-- Start Record set --
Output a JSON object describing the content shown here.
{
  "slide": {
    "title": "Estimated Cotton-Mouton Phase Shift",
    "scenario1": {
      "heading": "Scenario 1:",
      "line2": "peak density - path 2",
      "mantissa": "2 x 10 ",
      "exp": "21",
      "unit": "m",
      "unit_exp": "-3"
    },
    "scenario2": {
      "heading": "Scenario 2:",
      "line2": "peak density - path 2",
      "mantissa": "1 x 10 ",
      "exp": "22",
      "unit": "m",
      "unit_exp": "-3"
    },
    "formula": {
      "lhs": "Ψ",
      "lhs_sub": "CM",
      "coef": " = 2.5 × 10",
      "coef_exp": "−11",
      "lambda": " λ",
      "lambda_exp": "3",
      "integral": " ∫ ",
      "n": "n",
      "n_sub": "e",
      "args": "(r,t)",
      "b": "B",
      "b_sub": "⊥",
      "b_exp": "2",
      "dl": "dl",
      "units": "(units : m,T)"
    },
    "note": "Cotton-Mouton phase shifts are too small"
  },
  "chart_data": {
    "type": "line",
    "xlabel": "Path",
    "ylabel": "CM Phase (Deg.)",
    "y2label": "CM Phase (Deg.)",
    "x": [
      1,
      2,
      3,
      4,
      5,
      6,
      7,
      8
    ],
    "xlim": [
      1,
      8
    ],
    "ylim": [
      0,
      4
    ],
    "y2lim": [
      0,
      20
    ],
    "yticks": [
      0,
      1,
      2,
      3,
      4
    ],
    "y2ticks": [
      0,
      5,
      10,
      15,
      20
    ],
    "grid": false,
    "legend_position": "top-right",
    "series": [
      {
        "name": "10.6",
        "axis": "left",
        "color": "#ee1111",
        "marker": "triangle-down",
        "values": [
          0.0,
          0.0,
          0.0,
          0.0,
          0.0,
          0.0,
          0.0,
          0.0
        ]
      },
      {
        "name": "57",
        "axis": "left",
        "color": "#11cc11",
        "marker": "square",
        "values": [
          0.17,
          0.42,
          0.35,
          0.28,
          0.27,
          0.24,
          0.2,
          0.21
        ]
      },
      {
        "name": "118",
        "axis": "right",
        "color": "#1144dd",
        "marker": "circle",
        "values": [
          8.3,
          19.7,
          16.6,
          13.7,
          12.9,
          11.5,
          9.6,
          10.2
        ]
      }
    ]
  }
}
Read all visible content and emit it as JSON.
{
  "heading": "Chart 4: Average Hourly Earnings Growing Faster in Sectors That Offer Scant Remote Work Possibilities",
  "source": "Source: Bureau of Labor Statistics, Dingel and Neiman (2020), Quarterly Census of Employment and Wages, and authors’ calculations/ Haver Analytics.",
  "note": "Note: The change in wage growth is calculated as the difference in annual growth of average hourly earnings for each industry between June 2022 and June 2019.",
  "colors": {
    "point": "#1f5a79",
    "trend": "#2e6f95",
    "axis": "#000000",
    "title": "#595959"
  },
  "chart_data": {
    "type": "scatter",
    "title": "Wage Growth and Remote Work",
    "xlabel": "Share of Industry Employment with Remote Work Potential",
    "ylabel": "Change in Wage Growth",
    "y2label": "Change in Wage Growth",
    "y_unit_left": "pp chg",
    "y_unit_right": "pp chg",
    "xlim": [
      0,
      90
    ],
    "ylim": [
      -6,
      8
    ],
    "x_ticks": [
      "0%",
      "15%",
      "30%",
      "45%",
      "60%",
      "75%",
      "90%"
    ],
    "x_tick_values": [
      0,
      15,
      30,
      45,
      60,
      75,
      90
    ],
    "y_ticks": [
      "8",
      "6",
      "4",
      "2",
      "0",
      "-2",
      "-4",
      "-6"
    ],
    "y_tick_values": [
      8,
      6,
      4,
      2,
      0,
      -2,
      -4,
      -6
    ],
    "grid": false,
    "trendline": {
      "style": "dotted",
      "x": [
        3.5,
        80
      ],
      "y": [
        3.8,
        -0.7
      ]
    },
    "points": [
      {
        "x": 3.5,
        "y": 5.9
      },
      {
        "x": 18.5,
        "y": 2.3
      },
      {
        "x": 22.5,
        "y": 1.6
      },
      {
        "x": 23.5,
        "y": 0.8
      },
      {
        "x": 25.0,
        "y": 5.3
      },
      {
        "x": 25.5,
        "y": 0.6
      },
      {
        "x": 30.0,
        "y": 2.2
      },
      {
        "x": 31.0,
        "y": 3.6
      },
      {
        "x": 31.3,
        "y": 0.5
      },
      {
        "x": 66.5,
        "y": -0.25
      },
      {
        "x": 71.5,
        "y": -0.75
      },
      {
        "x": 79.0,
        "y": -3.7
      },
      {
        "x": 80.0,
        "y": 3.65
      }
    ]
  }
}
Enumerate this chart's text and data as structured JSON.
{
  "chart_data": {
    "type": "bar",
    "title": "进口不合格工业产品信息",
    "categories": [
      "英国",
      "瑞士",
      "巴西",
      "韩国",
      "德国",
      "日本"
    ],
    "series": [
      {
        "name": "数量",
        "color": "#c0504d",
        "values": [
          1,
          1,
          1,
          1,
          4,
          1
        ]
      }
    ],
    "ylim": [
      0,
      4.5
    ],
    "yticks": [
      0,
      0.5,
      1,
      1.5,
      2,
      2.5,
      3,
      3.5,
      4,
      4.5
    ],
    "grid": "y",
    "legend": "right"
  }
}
-- End Record set --
# Instructions for the task
Output the full listing exactly as it stands.

# Complete answer
Output a JSON object describing the content shown here.
{
  "slide": {
    "title": "Estimated Cotton-Mouton Phase Shift",
    "scenario1": {
      "heading": "Scenario 1:",
      "line2": "peak density - path 2",
      "mantissa": "2 x 10 ",
      "exp": "21",
      "unit": "m",
      "unit_exp": "-3"
    },
    "scenario2": {
      "heading": "Scenario 2:",
      "line2": "peak density - path 2",
      "mantissa": "1 x 10 ",
      "exp": "22",
      "unit": "m",
      "unit_exp": "-3"
    },
    "formula": {
      "lhs": "Ψ",
      "lhs_sub": "CM",
      "coef": " = 2.5 × 10",
      "coef_exp": "−11",
      "lambda": " λ",
      "lambda_exp": "3",
      "integral": " ∫ ",
      "n": "n",
      "n_sub": "e",
      "args": "(r,t)",
      "b": "B",
      "b_sub": "⊥",
      "b_exp": "2",
      "dl": "dl",
      "units": "(units : m,T)"
    },
    "note": "Cotton-Mouton phase shifts are too small"
  },
  "chart_data": {
    "type": "line",
    "xlabel": "Path",
    "ylabel": "CM Phase (Deg.)",
    "y2label": "CM Phase (Deg.)",
    "x": [
      1,
      2,
      3,
      4,
      5,
      6,
      7,
      8
    ],
    "xlim": [
      1,
      8
    ],
    "ylim": [
      0,
      4
    ],
    "y2lim": [
      0,
      20
    ],
    "yticks": [
      0,
      1,
      2,
      3,
      4
    ],
    "y2ticks": [
      0,
      5,
      10,
      15,
      20
    ],
    "grid": false,
    "legend_position": "top-right",
    "series": [
      {
        "name": "10.6",
        "axis": "left",
        "color": "#ee1111",
        "marker": "triangle-down",
        "values": [
          0.0,
          0.0,
          0.0,
          0.0,
          0.0,
          0.0,
          0.0,
          0.0
        ]
      },
      {
        "name": "57",
        "axis": "left",
        "color": "#11cc11",
        "marker": "square",
        "values": [
          0.17,
          0.42,
          0.35,
          0.28,
          0.27,
          0.24,
          0.2,
          0.21
        ]
      },
      {
        "name": "118",
        "axis": "right",
        "color": "#1144dd",
        "marker": "circle",
        "values": [
          8.3,
          19.7,
          16.6,
          13.7,
          12.9,
          11.5,
          9.6,
          10.2
        ]
      }
    ]
  }
}
Read all visible content and emit it as JSON.
{
  "heading": "Chart 4: Average Hourly Earnings Growing Faster in Sectors That Offer Scant Remote Work Possibilities",
  "source": "Source: Bureau of Labor Statistics, Dingel and Neiman (2020), Quarterly Census of Employment and Wages, and authors’ calculations/ Haver Analytics.",
  "note": "Note: The change in wage growth is calculated as the difference in annual growth of average hourly earnings for each industry between June 2022 and June 2019.",
  "colors": {
    "point": "#1f5a79",
    "trend": "#2e6f95",
    "axis": "#000000",
    "title": "#595959"
  },
  "chart_data": {
    "type": "scatter",
    "title": "Wage Growth and Remote Work",
    "xlabel": "Share of Industry Employment with Remote Work Potential",
    "ylabel": "Change in Wage Growth",
    "y2label": "Change in Wage Growth",
    "y_unit_left": "pp chg",
    "y_unit_right": "pp chg",
    "xlim": [
      0,
      90
    ],
    "ylim": [
      -6,
      8
    ],
    "x_ticks": [
      "0%",
      "15%",
      "30%",
      "45%",
      "60%",
      "75%",
      "90%"
    ],
    "x_tick_values": [
      0,
      15,
      30,
      45,
      60,
      75,
      90
    ],
    "y_ticks": [
      "8",
      "6",
      "4",
      "2",
      "0",
      "-2",
      "-4",
      "-6"
    ],
    "y_tick_values": [
      8,
      6,
      4,
      2,
      0,
      -2,
      -4,
      -6
    ],
    "grid": false,
    "trendline": {
      "style": "dotted",
      "x": [
        3.5,
        80
      ],
      "y": [
        3.8,
        -0.7
      ]
    },
    "points": [
      {
        "x": 3.5,
        "y": 5.9
      },
      {
        "x": 18.5,
        "y": 2.3
      },
      {
        "x": 22.5,
        "y": 1.6
      },
      {
        "x": 23.5,
        "y": 0.8
      },
      {
        "x": 25.0,
        "y": 5.3
      },
      {
        "x": 25.5,
        "y": 0.6
      },
      {
        "x": 30.0,
        "y": 2.2
      },
      {
        "x": 31.0,
        "y": 3.6
      },
      {
        "x": 31.3,
        "y": 0.5
      },
      {
        "x": 66.5,
        "y": -0.25
      },
      {
        "x": 71.5,
        "y": -0.75
      },
      {
        "x": 79.0,
        "y": -3.7
      },
      {
        "x": 80.0,
        "y": 3.65
      }
    ]
  }
}
Enumerate this chart's text and data as structured JSON.
{
  "chart_data": {
    "type": "bar",
    "title": "进口不合格工业产品信息",
    "categories": [
      "英国",
      "瑞士",
      "巴西",
      "韩国",
      "德国",
      "日本"
    ],
    "series": [
      {
        "name": "数量",
        "color": "#c0504d",
        "values": [
          1,
          1,
          1,
          1,
          4,
          1
        ]
      }
    ],
    "ylim": [
      0,
      4.5
    ],
    "yticks": [
      0,
      0.5,
      1,
      1.5,
      2,
      2.5,
      3,
      3.5,
      4,
      4.5
    ],
    "grid": "y",
    "legend": "right"
  }
}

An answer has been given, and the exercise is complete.